** START OF Data extract **

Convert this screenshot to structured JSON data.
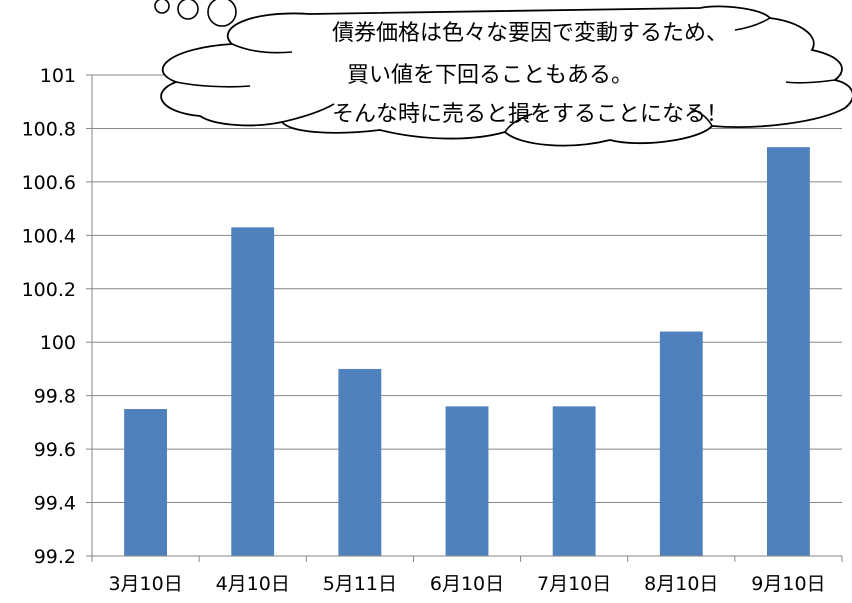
{
  "annotation": {
    "lines": [
      "債券価格は色々な要因で変動するため、",
      "買い値を下回ることもある。",
      "そんな時に売ると損をすることになる！"
    ]
  },
  "chart_data": {
    "type": "bar",
    "title": "",
    "xlabel": "",
    "ylabel": "",
    "categories": [
      "3月10日",
      "4月10日",
      "5月11日",
      "6月10日",
      "7月10日",
      "8月10日",
      "9月10日"
    ],
    "values": [
      99.75,
      100.43,
      99.9,
      99.76,
      99.76,
      100.04,
      100.73
    ],
    "ylim": [
      99.2,
      101
    ],
    "yticks": [
      99.2,
      99.4,
      99.6,
      99.8,
      100,
      100.2,
      100.4,
      100.6,
      100.8,
      101
    ],
    "ytick_labels": [
      "99.2",
      "99.4",
      "99.6",
      "99.8",
      "100",
      "100.2",
      "100.4",
      "100.6",
      "100.8",
      "101"
    ],
    "grid": true,
    "legend": "none",
    "bar_color": "#4F81BD"
  }
}
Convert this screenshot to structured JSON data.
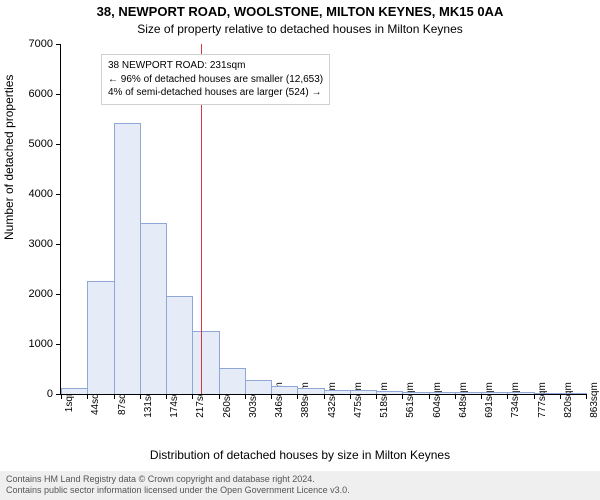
{
  "title": "38, NEWPORT ROAD, WOOLSTONE, MILTON KEYNES, MK15 0AA",
  "subtitle": "Size of property relative to detached houses in Milton Keynes",
  "ylabel": "Number of detached properties",
  "xlabel": "Distribution of detached houses by size in Milton Keynes",
  "chart": {
    "type": "histogram",
    "ylim": [
      0,
      7000
    ],
    "yticks": [
      0,
      1000,
      2000,
      3000,
      4000,
      5000,
      6000,
      7000
    ],
    "xtick_labels": [
      "1sqm",
      "44sqm",
      "87sqm",
      "131sqm",
      "174sqm",
      "217sqm",
      "260sqm",
      "303sqm",
      "346sqm",
      "389sqm",
      "432sqm",
      "475sqm",
      "518sqm",
      "561sqm",
      "604sqm",
      "648sqm",
      "691sqm",
      "734sqm",
      "777sqm",
      "820sqm",
      "863sqm"
    ],
    "bar_values": [
      100,
      2250,
      5400,
      3400,
      1950,
      1250,
      500,
      260,
      150,
      100,
      70,
      60,
      40,
      30,
      20,
      18,
      15,
      12,
      10,
      10
    ],
    "bar_fill": "#e6ecf7",
    "bar_stroke": "#8ea7d6",
    "vline_x_index": 5.35,
    "vline_color": "#dc3545"
  },
  "annotation": {
    "line1": "38 NEWPORT ROAD: 231sqm",
    "line2": "← 96% of detached houses are smaller (12,653)",
    "line3": "4% of semi-detached houses are larger (524) →"
  },
  "footer": {
    "line1": "Contains HM Land Registry data © Crown copyright and database right 2024.",
    "line2": "Contains public sector information licensed under the Open Government Licence v3.0."
  }
}
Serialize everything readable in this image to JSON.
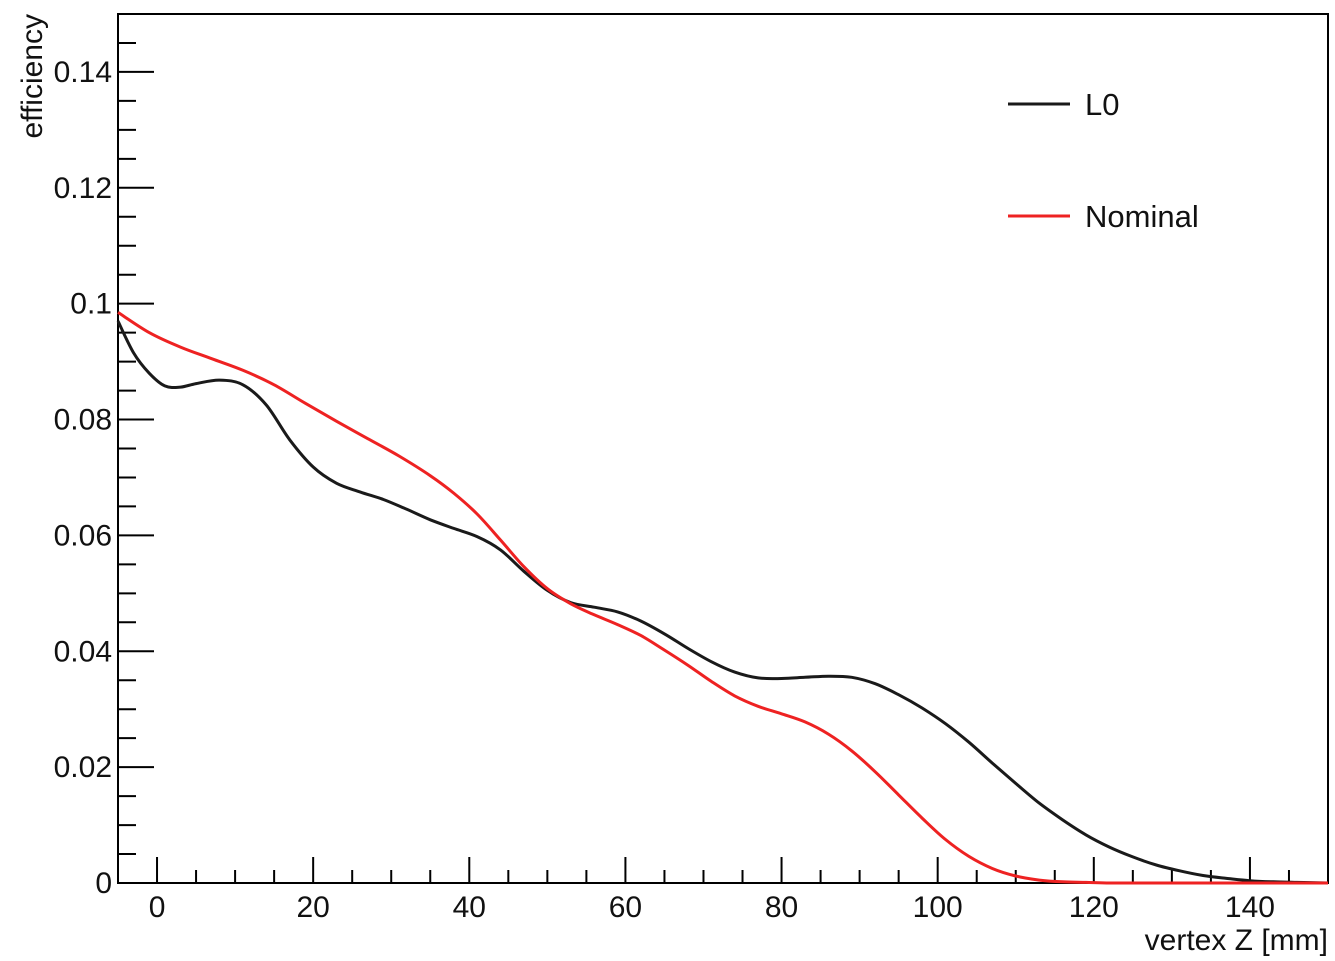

** END OF Data extract **

• Stated problem:
Your task is to report how many lines of the material include the string "houses". Give the number and no other words.

• Solution for this problem:
4